▸ Set problem
Show each line from the listing that includes the word "trình".

▸ Data shown
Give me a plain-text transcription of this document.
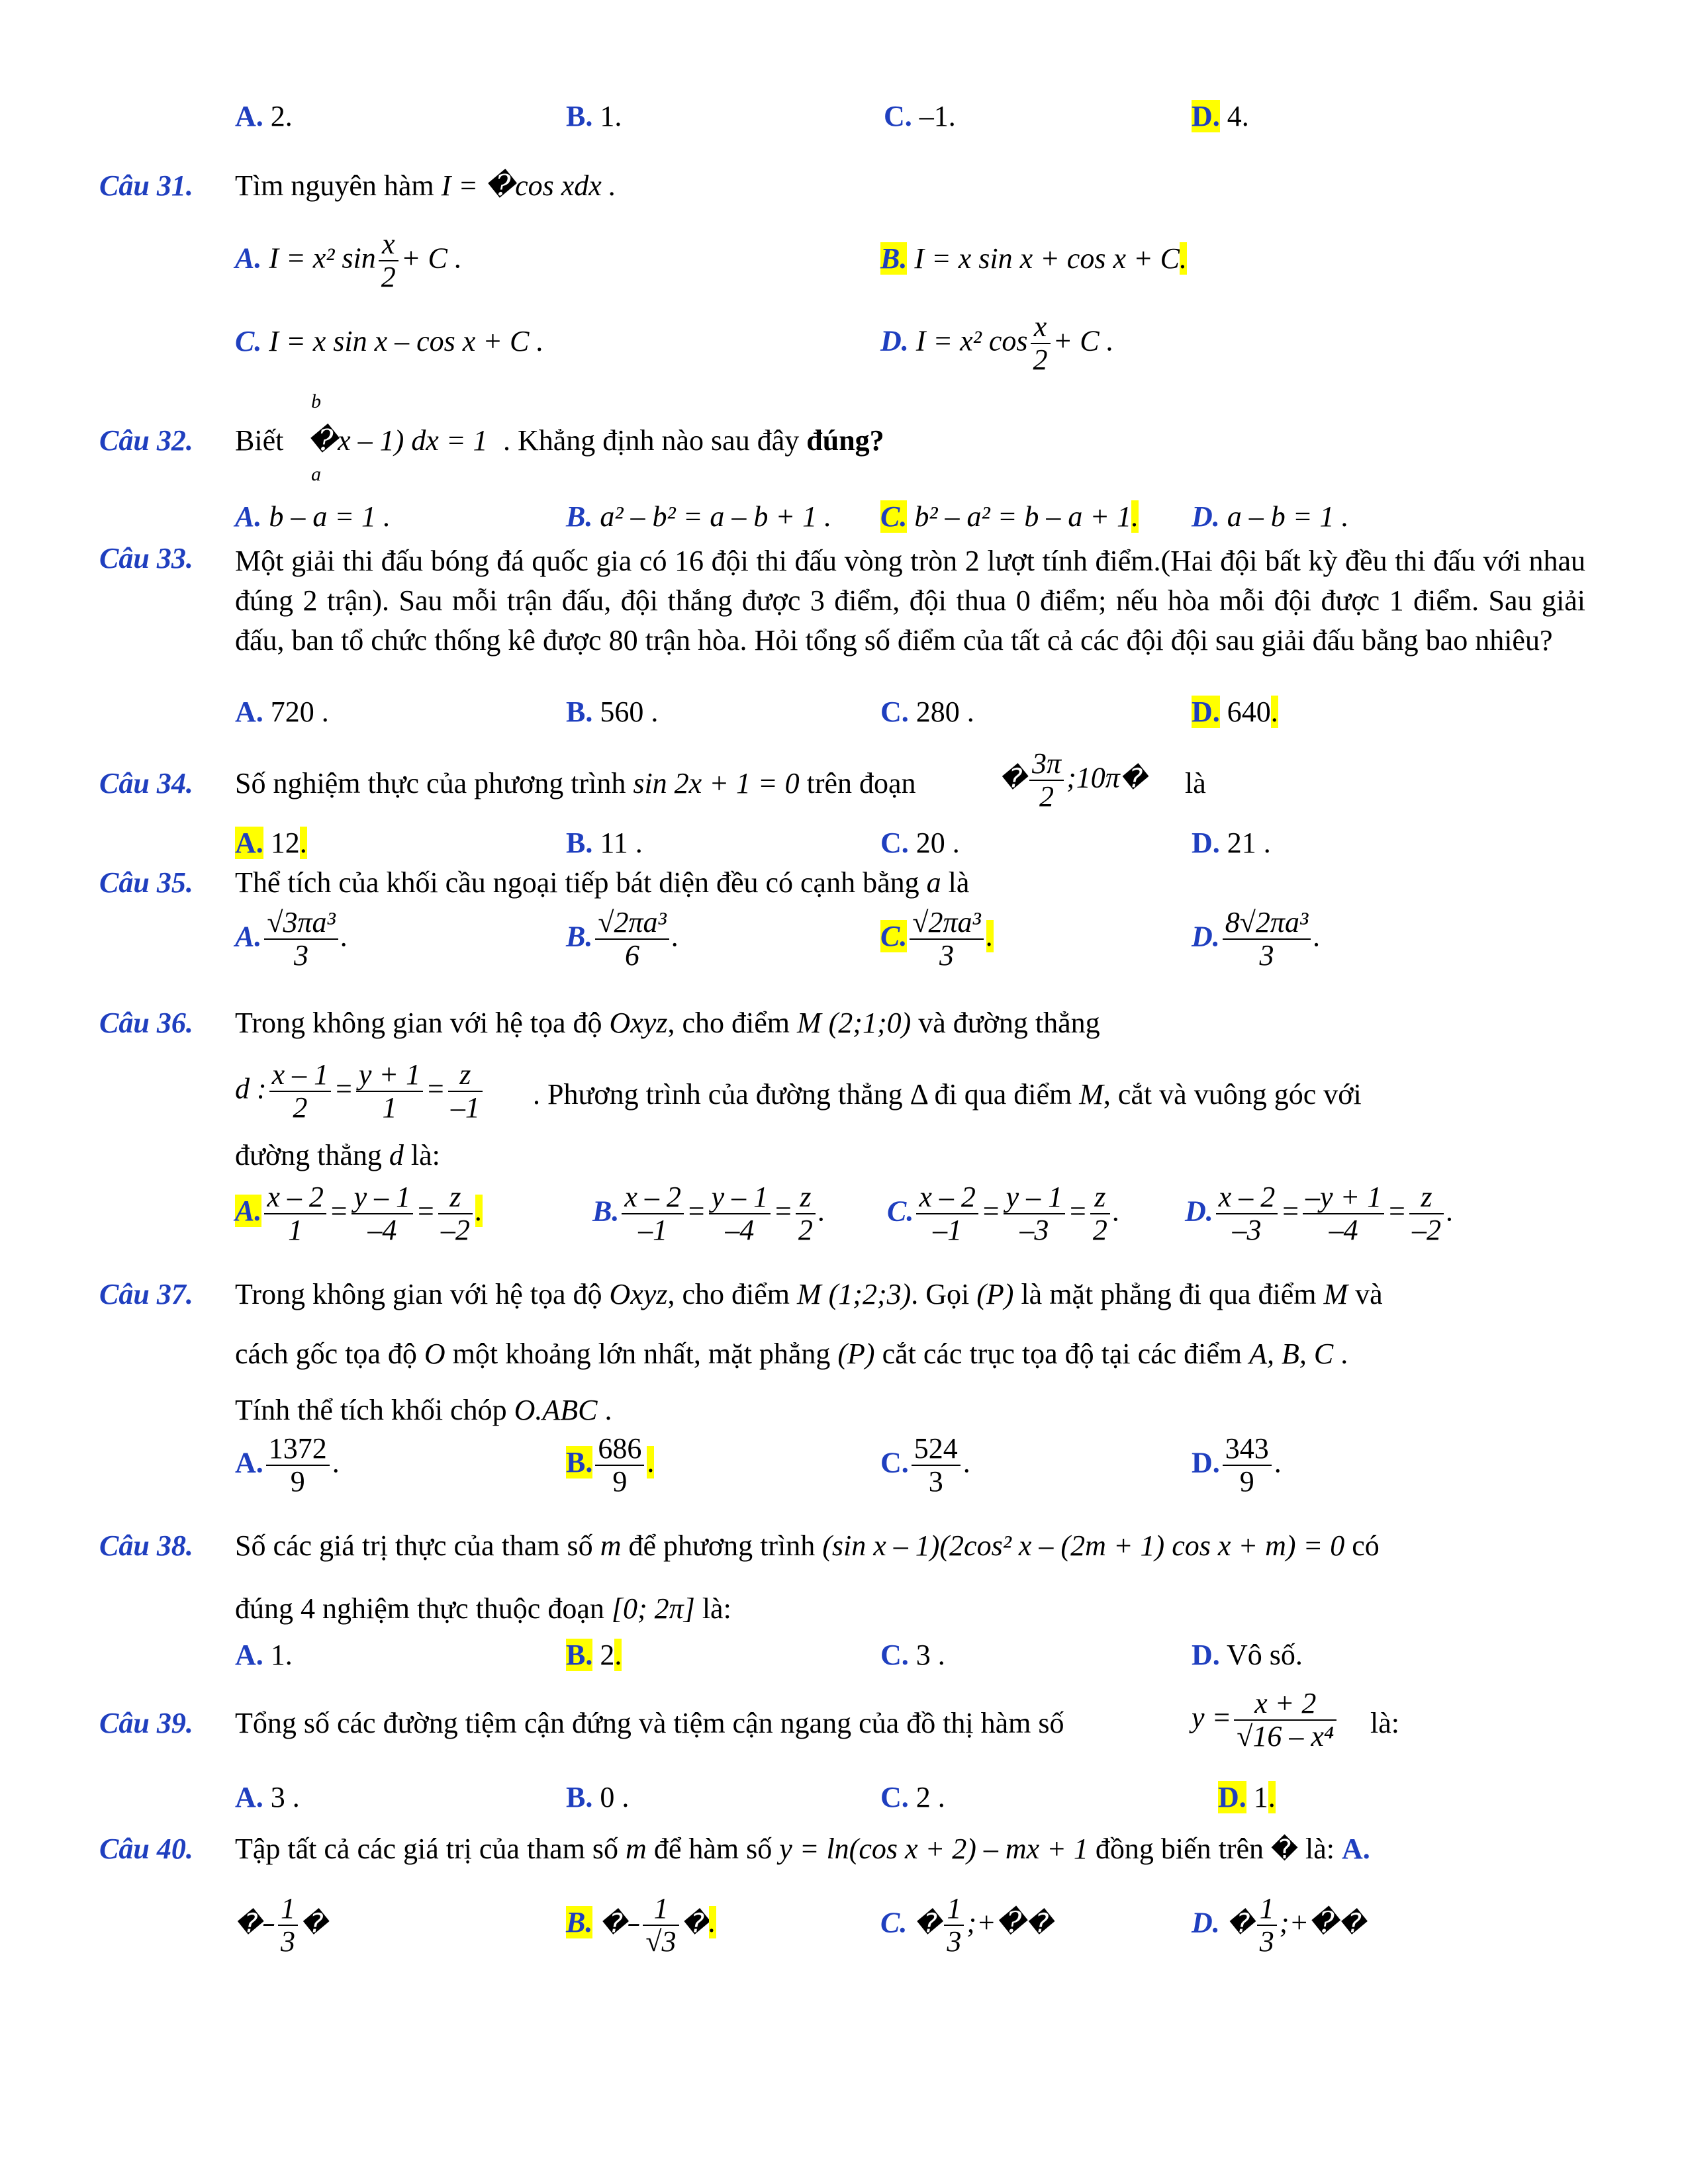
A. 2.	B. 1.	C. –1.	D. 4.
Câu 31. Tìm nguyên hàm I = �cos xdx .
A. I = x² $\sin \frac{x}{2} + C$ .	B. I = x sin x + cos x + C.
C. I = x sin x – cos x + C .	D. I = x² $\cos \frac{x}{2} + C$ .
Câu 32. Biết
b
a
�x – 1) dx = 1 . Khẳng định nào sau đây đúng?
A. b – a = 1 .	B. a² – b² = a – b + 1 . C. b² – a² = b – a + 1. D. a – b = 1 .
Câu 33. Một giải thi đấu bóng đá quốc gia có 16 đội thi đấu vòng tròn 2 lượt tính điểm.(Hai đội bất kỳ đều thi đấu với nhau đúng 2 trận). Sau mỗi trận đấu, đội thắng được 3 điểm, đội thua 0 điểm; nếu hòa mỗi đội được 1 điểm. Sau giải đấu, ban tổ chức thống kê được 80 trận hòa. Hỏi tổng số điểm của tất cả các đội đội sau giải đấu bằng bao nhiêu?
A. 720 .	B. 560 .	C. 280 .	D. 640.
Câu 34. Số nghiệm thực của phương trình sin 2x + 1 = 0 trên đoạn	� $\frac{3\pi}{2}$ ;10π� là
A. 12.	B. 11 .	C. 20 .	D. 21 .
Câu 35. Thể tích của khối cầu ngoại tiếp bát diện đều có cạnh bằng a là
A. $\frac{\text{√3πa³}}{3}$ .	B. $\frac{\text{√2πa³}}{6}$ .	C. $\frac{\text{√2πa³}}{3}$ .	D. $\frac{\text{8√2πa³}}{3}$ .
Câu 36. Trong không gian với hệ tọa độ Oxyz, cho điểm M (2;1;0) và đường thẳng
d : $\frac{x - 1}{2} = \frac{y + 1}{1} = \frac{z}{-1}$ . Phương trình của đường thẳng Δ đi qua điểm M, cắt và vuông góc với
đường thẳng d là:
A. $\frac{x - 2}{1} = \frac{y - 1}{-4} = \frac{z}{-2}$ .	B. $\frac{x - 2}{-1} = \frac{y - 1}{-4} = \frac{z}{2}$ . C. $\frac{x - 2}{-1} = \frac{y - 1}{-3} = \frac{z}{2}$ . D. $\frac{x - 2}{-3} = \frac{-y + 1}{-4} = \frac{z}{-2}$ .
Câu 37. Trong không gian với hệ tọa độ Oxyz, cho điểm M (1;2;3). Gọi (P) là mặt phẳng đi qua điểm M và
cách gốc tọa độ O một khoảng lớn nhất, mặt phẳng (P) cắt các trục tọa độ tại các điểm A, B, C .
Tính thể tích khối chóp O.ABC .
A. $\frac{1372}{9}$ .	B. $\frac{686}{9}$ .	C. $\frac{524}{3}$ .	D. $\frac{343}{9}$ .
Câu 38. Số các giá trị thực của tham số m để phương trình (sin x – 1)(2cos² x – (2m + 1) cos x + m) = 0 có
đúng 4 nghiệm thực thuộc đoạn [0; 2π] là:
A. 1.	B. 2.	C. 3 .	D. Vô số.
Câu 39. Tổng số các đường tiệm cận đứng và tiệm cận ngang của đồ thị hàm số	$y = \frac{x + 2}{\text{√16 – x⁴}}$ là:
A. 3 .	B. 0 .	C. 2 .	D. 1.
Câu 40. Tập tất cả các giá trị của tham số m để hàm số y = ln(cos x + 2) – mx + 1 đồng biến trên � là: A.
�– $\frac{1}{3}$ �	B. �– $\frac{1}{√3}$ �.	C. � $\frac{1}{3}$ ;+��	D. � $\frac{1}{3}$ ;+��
--
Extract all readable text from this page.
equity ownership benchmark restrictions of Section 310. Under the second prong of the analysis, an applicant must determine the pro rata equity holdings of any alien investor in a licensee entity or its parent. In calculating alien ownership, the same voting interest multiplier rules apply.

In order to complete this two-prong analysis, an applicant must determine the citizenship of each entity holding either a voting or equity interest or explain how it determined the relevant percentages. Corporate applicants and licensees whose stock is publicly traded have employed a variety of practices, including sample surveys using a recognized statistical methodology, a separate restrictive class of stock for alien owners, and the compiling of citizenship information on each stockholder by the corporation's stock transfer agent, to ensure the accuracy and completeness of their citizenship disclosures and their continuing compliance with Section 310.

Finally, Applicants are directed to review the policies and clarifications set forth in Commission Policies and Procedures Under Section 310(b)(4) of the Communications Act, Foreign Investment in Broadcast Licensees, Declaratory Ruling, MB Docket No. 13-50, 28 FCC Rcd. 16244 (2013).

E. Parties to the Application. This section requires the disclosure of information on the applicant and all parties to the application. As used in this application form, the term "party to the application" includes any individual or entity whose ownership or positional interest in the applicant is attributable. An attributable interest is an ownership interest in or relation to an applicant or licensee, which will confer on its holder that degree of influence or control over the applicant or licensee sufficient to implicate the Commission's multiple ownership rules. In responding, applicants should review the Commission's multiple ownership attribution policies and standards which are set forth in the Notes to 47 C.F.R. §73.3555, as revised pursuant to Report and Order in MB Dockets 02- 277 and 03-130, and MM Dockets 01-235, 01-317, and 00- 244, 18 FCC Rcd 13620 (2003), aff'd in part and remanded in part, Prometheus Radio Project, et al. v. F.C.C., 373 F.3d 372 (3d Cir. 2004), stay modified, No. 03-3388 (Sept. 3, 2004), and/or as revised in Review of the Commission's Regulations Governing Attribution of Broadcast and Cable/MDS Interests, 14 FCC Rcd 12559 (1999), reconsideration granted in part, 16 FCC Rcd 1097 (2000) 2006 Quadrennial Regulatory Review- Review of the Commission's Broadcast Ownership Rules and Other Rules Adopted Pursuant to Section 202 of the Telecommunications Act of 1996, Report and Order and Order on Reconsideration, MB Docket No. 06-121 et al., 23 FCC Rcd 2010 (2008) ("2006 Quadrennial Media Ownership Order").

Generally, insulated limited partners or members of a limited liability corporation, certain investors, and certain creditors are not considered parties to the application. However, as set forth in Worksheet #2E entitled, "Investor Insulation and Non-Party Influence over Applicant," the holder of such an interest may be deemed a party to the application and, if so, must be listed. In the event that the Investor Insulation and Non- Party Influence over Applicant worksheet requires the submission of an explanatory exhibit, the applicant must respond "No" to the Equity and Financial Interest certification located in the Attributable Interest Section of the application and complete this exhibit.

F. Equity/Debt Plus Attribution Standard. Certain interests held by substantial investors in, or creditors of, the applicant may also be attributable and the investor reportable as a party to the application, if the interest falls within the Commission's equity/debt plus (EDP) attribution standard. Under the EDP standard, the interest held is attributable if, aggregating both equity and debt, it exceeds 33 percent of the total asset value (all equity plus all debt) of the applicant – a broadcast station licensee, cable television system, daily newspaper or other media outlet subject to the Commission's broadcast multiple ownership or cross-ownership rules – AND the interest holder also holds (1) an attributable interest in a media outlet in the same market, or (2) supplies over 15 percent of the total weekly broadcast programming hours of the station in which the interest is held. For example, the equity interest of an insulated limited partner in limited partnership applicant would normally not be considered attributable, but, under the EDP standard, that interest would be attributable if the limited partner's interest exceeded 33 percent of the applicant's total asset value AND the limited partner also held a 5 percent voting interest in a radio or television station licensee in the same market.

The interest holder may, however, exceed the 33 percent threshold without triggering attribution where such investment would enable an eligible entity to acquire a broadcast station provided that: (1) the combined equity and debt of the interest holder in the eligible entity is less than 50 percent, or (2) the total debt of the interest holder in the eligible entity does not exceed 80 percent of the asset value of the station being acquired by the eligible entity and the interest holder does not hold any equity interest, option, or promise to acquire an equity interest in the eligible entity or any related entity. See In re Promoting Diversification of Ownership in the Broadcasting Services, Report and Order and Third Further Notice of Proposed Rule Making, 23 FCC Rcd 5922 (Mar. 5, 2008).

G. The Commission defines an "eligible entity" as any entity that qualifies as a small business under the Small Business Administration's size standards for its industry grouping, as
---
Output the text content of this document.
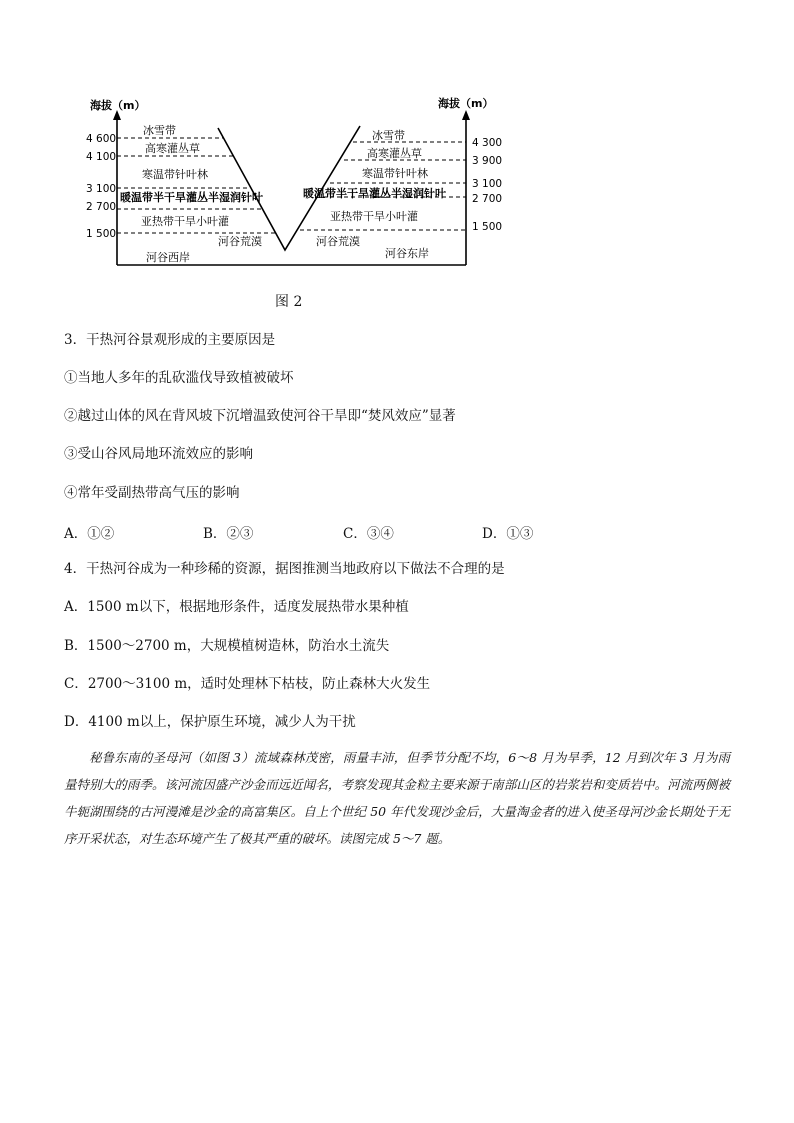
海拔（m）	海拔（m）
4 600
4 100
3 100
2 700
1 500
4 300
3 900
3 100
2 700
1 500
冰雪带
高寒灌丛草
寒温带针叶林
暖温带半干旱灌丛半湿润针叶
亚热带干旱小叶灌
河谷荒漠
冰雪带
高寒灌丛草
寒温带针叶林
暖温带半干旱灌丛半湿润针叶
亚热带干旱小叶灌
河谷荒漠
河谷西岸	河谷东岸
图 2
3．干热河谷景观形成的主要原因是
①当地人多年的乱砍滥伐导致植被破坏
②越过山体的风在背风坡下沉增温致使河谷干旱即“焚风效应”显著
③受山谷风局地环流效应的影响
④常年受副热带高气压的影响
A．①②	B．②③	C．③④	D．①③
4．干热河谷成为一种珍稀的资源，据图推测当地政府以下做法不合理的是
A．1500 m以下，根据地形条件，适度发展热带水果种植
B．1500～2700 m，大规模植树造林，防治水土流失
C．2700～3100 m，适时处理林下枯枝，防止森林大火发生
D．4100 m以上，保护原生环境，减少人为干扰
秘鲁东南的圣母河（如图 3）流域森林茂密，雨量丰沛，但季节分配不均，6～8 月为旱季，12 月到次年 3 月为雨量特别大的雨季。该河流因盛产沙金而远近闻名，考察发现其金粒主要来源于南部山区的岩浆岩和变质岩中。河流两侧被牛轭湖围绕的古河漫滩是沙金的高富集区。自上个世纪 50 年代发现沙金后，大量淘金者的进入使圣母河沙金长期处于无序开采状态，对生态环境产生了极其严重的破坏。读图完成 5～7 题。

▸ Solution for this problem
Câu 34. Số nghiệm thực của phương trình sin 2x + 1 = 0 trên đoạn	� $\frac{3\pi}{2}$ ;10π� là
d : $\frac{x - 1}{2} = \frac{y + 1}{1} = \frac{z}{-1}$ . Phương trình của đường thẳng Δ đi qua điểm M, cắt và vuông góc với
Câu 38. Số các giá trị thực của tham số m để phương trình (sin x – 1)(2cos² x – (2m + 1) cos x + m) = 0 có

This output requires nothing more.